▸ YOUR GOAL
Identify each line containing the word "this" and copy it.

▸ RECORDS SUPPLIED
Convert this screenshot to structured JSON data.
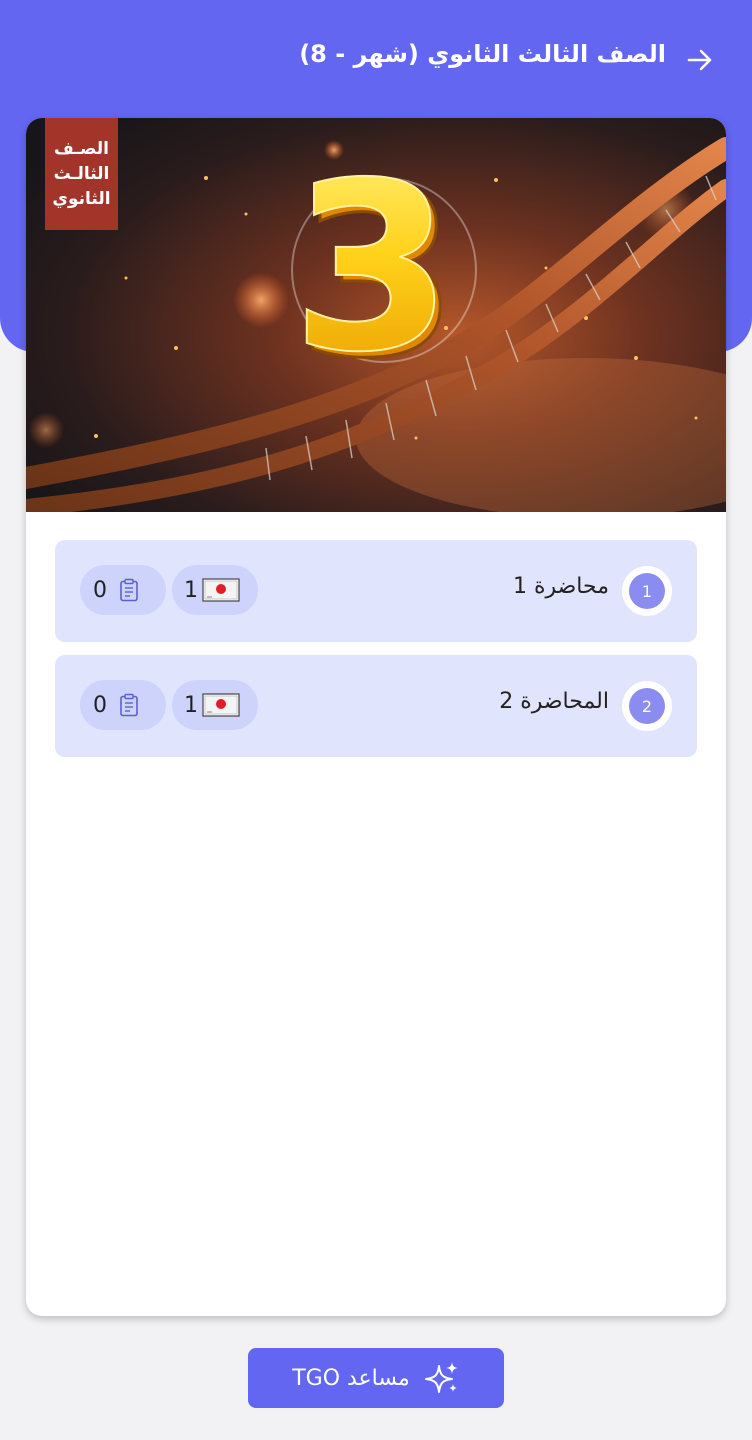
{
  "header": {
    "title": "الصف الثالث الثانوي (شهر - 8)",
    "back_icon": "arrow-right-icon"
  },
  "banner": {
    "badge_lines": [
      "الصـف",
      "الثالـث",
      "الثانوي"
    ],
    "big_number": "3"
  },
  "lectures": [
    {
      "number": "1",
      "title": "محاضرة 1",
      "video_count": "1",
      "doc_count": "0"
    },
    {
      "number": "2",
      "title": "المحاضرة 2",
      "video_count": "1",
      "doc_count": "0"
    }
  ],
  "assistant": {
    "label": "مساعد TGO",
    "icon": "sparkles-icon"
  },
  "colors": {
    "primary": "#6366f1",
    "lecture_bg": "#e0e4fd",
    "pill_bg": "#cdd3fb",
    "number_circle": "#8a8cf0",
    "badge_red": "#a3342a"
  }
}
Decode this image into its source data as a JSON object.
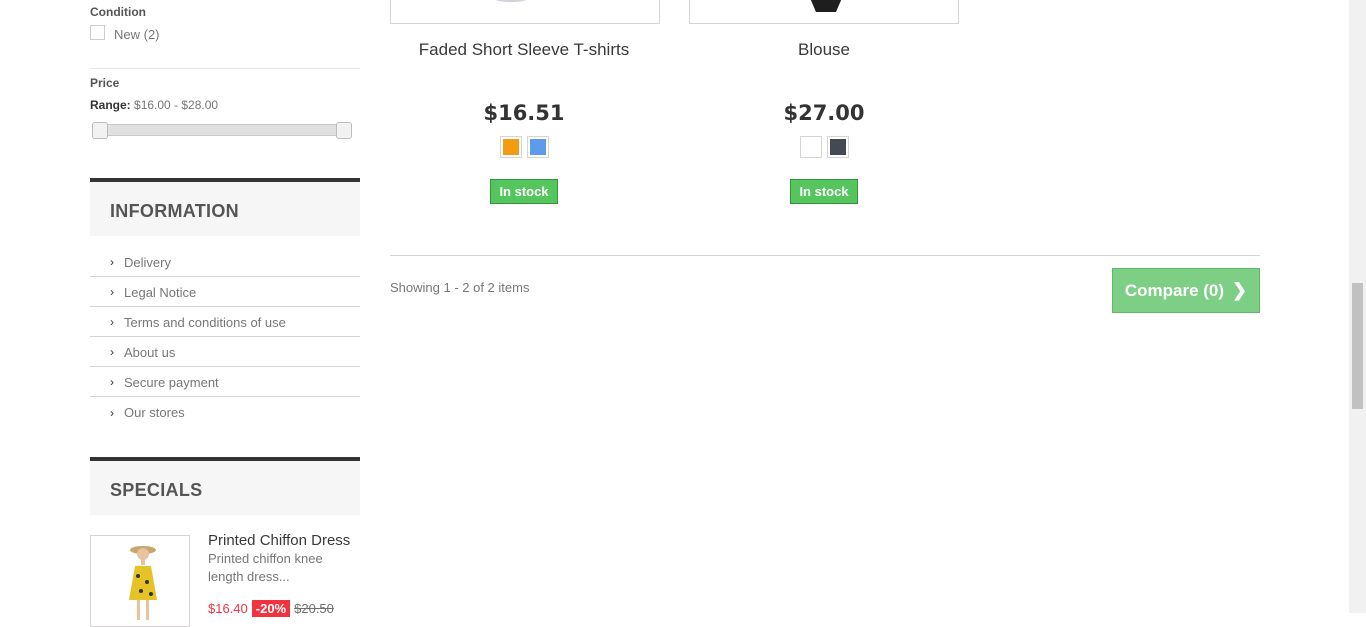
{
  "filters": {
    "condition": {
      "title": "Condition",
      "options": [
        {
          "label": "New (2)"
        }
      ]
    },
    "price": {
      "title": "Price",
      "range_label": "Range:",
      "range_value": "$16.00 - $28.00"
    }
  },
  "information": {
    "title": "INFORMATION",
    "links": [
      "Delivery",
      "Legal Notice",
      "Terms and conditions of use",
      "About us",
      "Secure payment",
      "Our stores"
    ]
  },
  "specials": {
    "title": "SPECIALS",
    "item": {
      "name": "Printed Chiffon Dress",
      "description": "Printed chiffon knee length dress...",
      "price": "$16.40",
      "discount": "-20%",
      "old_price": "$20.50"
    }
  },
  "products": [
    {
      "name": "Faded Short Sleeve T-shirts",
      "price": "$16.51",
      "colors": [
        "#f39c11",
        "#5d9cec"
      ],
      "availability": "In stock"
    },
    {
      "name": "Blouse",
      "price": "$27.00",
      "colors": [
        "#ffffff",
        "#434a54"
      ],
      "availability": "In stock"
    }
  ],
  "pagination": {
    "showing": "Showing 1 - 2 of 2 items"
  },
  "compare": {
    "label": "Compare (0)"
  }
}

▸ PROBLEM SOLUTION
Convert this screenshot to structured JSON data.
Decode this image into its source data as a JSON object.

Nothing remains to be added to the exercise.